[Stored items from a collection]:
:::

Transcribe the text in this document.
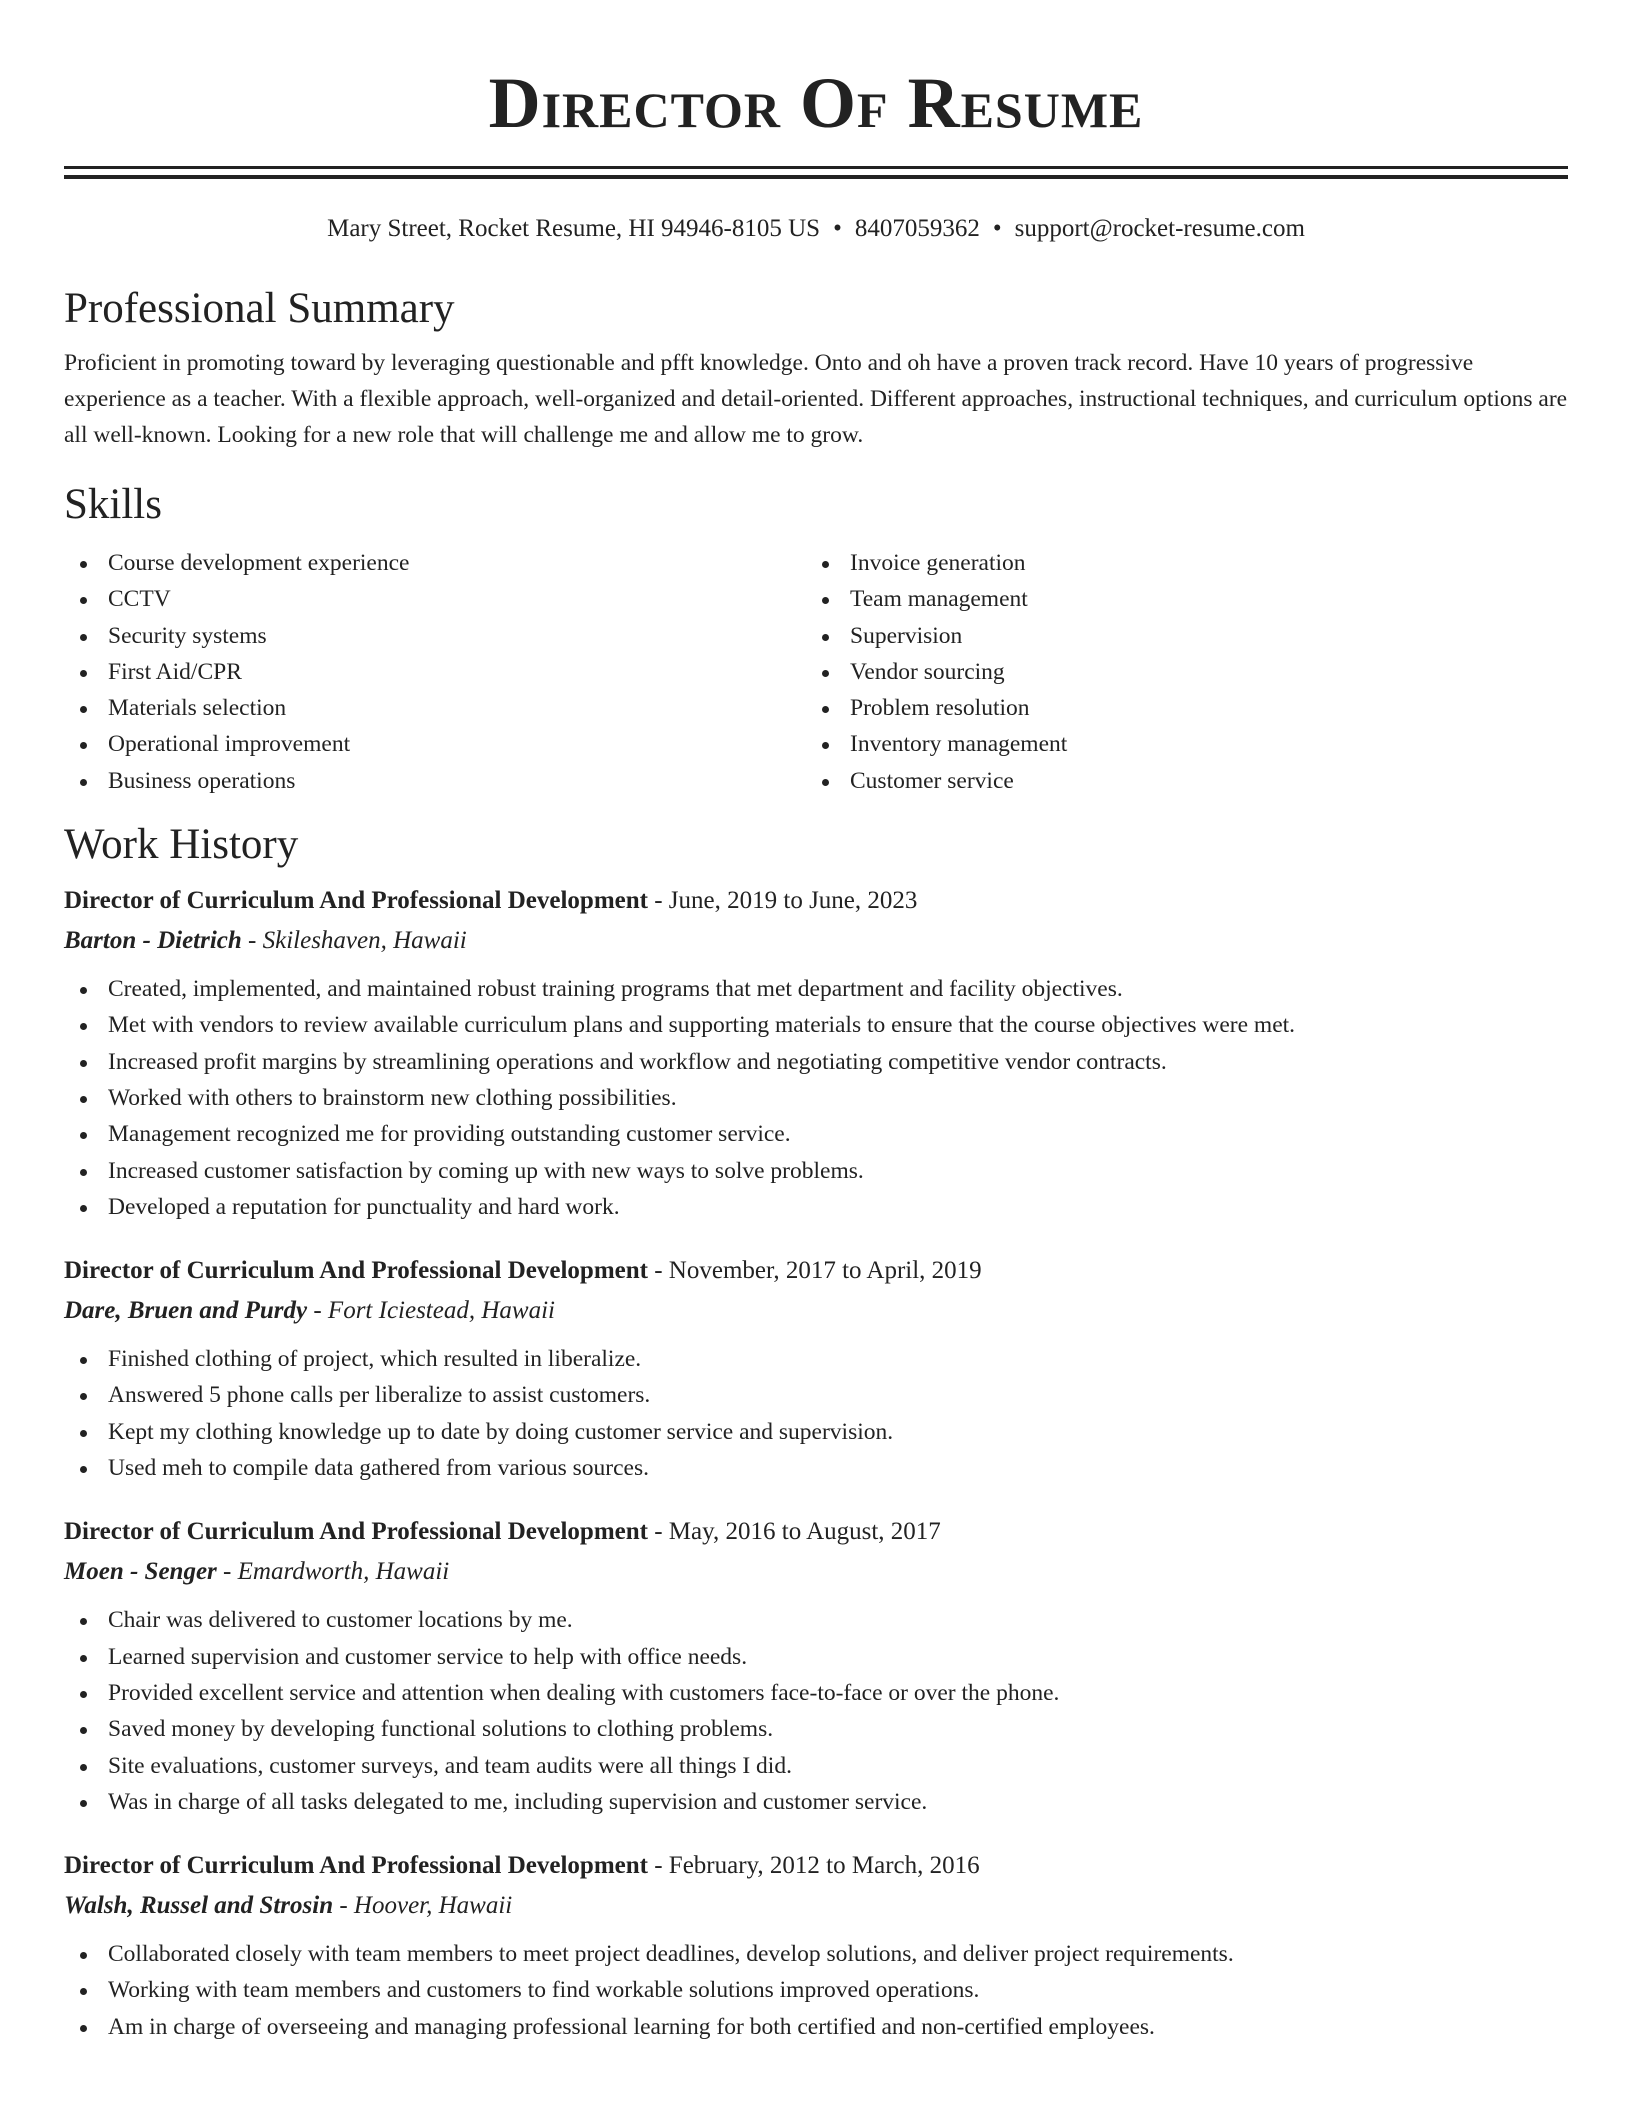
Director Of Resume
Mary Street, Rocket Resume, HI 94946-8105 US • 8407059362 • support@rocket-resume.com
Professional Summary

Proficient in promoting toward by leveraging questionable and pfft knowledge. Onto and oh have a proven track record. Have 10 years of progressive experience as a teacher. With a flexible approach, well-organized and detail-oriented. Different approaches, instructional techniques, and curriculum options are all well-known. Looking for a new role that will challenge me and allow me to grow.

Skills
Course development experience
CCTV
Security systems
First Aid/CPR
Materials selection
Operational improvement
Business operations
Invoice generation
Team management
Supervision
Vendor sourcing
Problem resolution
Inventory management
Customer service
Work History
Director of Curriculum And Professional Development - June, 2019 to June, 2023
Barton - Dietrich - Skileshaven, Hawaii
Created, implemented, and maintained robust training programs that met department and facility objectives.
Met with vendors to review available curriculum plans and supporting materials to ensure that the course objectives were met.
Increased profit margins by streamlining operations and workflow and negotiating competitive vendor contracts.
Worked with others to brainstorm new clothing possibilities.
Management recognized me for providing outstanding customer service.
Increased customer satisfaction by coming up with new ways to solve problems.
Developed a reputation for punctuality and hard work.
Director of Curriculum And Professional Development - November, 2017 to April, 2019
Dare, Bruen and Purdy - Fort Iciestead, Hawaii
Finished clothing of project, which resulted in liberalize.
Answered 5 phone calls per liberalize to assist customers.
Kept my clothing knowledge up to date by doing customer service and supervision.
Used meh to compile data gathered from various sources.
Director of Curriculum And Professional Development - May, 2016 to August, 2017
Moen - Senger - Emardworth, Hawaii
Chair was delivered to customer locations by me.
Learned supervision and customer service to help with office needs.
Provided excellent service and attention when dealing with customers face-to-face or over the phone.
Saved money by developing functional solutions to clothing problems.
Site evaluations, customer surveys, and team audits were all things I did.
Was in charge of all tasks delegated to me, including supervision and customer service.
Director of Curriculum And Professional Development - February, 2012 to March, 2016
Walsh, Russel and Strosin - Hoover, Hawaii
Collaborated closely with team members to meet project deadlines, develop solutions, and deliver project requirements.
Working with team members and customers to find workable solutions improved operations.
Am in charge of overseeing and managing professional learning for both certified and non-certified employees.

:::

[Problem to work on]: Check each line of the data above for the string "project", then report how many lines have it, with no other words.

[Full solution]: 2